Your instructions
Scan the following material for the string "text" and copy each line in which it appears.

Data entries
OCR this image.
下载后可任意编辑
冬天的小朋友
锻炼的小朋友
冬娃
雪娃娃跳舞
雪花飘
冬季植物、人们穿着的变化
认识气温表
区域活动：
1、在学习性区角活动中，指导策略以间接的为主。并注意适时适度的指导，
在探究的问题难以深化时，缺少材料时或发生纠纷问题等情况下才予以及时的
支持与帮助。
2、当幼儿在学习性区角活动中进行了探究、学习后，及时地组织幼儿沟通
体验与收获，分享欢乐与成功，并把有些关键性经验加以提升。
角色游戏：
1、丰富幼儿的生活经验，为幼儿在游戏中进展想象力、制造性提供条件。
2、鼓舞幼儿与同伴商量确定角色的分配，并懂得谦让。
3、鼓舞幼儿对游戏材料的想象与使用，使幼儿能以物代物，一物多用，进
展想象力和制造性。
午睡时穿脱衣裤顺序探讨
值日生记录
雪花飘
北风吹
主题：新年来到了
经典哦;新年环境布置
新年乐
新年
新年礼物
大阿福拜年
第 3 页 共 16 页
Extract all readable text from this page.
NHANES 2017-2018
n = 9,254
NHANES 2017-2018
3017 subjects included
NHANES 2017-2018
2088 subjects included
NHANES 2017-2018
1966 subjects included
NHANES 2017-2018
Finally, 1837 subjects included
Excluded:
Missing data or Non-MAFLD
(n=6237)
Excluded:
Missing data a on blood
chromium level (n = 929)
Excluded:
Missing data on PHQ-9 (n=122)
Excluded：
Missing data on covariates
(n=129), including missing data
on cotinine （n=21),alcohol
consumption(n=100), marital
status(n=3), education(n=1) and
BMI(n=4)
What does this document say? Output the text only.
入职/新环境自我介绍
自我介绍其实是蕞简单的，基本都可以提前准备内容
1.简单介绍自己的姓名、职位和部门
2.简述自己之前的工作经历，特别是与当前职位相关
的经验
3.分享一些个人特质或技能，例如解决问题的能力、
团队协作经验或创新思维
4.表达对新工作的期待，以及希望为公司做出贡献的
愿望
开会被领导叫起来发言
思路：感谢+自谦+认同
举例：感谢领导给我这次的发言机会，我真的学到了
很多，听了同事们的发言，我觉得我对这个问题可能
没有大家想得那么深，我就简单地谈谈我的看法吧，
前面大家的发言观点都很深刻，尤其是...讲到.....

The output
Extract all readable text from this page.
What does this document say? Output the text only.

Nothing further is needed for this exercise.